### [Given exercise]
Transcribe every line of the records verbatim.

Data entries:
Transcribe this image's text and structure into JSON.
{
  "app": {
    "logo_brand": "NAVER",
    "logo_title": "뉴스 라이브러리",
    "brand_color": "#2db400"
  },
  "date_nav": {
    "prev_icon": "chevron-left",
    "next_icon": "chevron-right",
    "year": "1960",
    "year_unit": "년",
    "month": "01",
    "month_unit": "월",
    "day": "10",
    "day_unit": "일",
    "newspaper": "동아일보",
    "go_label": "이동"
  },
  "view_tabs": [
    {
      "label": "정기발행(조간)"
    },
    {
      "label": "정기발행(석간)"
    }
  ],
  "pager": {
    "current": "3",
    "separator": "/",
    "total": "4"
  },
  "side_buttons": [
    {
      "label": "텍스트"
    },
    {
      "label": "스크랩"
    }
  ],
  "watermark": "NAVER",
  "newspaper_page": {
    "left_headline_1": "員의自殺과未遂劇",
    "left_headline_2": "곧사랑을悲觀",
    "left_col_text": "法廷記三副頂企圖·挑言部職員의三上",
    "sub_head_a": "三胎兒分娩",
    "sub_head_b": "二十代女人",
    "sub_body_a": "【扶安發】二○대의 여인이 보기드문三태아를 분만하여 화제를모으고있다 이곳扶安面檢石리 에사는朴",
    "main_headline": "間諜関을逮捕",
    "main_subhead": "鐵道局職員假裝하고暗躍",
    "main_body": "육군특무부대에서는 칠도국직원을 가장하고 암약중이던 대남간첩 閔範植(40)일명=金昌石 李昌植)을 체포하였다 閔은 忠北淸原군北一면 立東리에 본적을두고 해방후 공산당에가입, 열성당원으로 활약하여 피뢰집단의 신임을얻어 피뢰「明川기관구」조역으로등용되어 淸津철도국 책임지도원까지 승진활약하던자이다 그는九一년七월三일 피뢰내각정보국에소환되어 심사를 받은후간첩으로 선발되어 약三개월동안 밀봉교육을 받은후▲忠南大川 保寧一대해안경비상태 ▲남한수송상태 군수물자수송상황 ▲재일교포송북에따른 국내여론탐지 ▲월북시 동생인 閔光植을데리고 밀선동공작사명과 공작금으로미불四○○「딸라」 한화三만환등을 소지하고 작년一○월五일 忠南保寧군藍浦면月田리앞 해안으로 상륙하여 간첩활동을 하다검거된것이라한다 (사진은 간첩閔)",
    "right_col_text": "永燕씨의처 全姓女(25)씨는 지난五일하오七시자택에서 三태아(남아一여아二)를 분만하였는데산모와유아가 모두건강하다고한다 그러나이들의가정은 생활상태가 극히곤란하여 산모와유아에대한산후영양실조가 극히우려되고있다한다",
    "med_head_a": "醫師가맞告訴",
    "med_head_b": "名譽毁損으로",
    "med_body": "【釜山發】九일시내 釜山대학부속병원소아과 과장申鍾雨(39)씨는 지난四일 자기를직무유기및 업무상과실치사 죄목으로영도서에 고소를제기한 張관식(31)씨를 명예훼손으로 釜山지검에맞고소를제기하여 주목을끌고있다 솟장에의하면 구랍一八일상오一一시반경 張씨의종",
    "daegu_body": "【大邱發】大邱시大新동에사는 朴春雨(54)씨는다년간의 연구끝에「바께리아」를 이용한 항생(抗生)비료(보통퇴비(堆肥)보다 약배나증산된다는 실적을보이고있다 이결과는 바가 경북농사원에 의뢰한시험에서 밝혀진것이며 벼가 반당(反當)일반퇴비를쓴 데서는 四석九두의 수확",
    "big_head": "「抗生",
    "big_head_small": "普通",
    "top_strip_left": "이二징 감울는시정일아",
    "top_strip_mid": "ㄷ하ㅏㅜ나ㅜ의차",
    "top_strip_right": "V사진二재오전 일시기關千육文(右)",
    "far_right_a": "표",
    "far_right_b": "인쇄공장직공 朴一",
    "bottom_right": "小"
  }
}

### [Result for this task]
Transcribe this image's text and structure into JSON.
{
  "app": {
    "logo_brand": "NAVER",
    "logo_title": "뉴스 라이브러리",
    "brand_color": "#2db400"
  },
  "date_nav": {
    "prev_icon": "chevron-left",
    "next_icon": "chevron-right",
    "year": "1960",
    "year_unit": "년",
    "month": "01",
    "month_unit": "월",
    "day": "10",
    "day_unit": "일",
    "newspaper": "동아일보",
    "go_label": "이동"
  },
  "view_tabs": [
    {
      "label": "정기발행(조간)"
    },
    {
      "label": "정기발행(석간)"
    }
  ],
  "pager": {
    "current": "3",
    "separator": "/",
    "total": "4"
  },
  "side_buttons": [
    {
      "label": "텍스트"
    },
    {
      "label": "스크랩"
    }
  ],
  "watermark": "NAVER",
  "newspaper_page": {
    "left_headline_1": "員의自殺과未遂劇",
    "left_headline_2": "곧사랑을悲觀",
    "left_col_text": "法廷記三副頂企圖·挑言部職員의三上",
    "sub_head_a": "三胎兒分娩",
    "sub_head_b": "二十代女人",
    "sub_body_a": "【扶安發】二○대의 여인이 보기드문三태아를 분만하여 화제를모으고있다 이곳扶安面檢石리 에사는朴",
    "main_headline": "間諜関을逮捕",
    "main_subhead": "鐵道局職員假裝하고暗躍",
    "main_body": "육군특무부대에서는 칠도국직원을 가장하고 암약중이던 대남간첩 閔範植(40)일명=金昌石 李昌植)을 체포하였다 閔은 忠北淸原군北一면 立東리에 본적을두고 해방후 공산당에가입, 열성당원으로 활약하여 피뢰집단의 신임을얻어 피뢰「明川기관구」조역으로등용되어 淸津철도국 책임지도원까지 승진활약하던자이다 그는九一년七월三일 피뢰내각정보국에소환되어 심사를 받은후간첩으로 선발되어 약三개월동안 밀봉교육을 받은후▲忠南大川 保寧一대해안경비상태 ▲남한수송상태 군수물자수송상황 ▲재일교포송북에따른 국내여론탐지 ▲월북시 동생인 閔光植을데리고 밀선동공작사명과 공작금으로미불四○○「딸라」 한화三만환등을 소지하고 작년一○월五일 忠南保寧군藍浦면月田리앞 해안으로 상륙하여 간첩활동을 하다검거된것이라한다 (사진은 간첩閔)",
    "right_col_text": "永燕씨의처 全姓女(25)씨는 지난五일하오七시자택에서 三태아(남아一여아二)를 분만하였는데산모와유아가 모두건강하다고한다 그러나이들의가정은 생활상태가 극히곤란하여 산모와유아에대한산후영양실조가 극히우려되고있다한다",
    "med_head_a": "醫師가맞告訴",
    "med_head_b": "名譽毁損으로",
    "med_body": "【釜山發】九일시내 釜山대학부속병원소아과 과장申鍾雨(39)씨는 지난四일 자기를직무유기및 업무상과실치사 죄목으로영도서에 고소를제기한 張관식(31)씨를 명예훼손으로 釜山지검에맞고소를제기하여 주목을끌고있다 솟장에의하면 구랍一八일상오一一시반경 張씨의종",
    "daegu_body": "【大邱發】大邱시大新동에사는 朴春雨(54)씨는다년간의 연구끝에「바께리아」를 이용한 항생(抗生)비료(보통퇴비(堆肥)보다 약배나증산된다는 실적을보이고있다 이결과는 바가 경북농사원에 의뢰한시험에서 밝혀진것이며 벼가 반당(反當)일반퇴비를쓴 데서는 四석九두의 수확",
    "big_head": "「抗生",
    "big_head_small": "普通",
    "top_strip_left": "이二징 감울는시정일아",
    "top_strip_mid": "ㄷ하ㅏㅜ나ㅜ의차",
    "top_strip_right": "V사진二재오전 일시기關千육文(右)",
    "far_right_a": "표",
    "far_right_b": "인쇄공장직공 朴一",
    "bottom_right": "小"
  }
}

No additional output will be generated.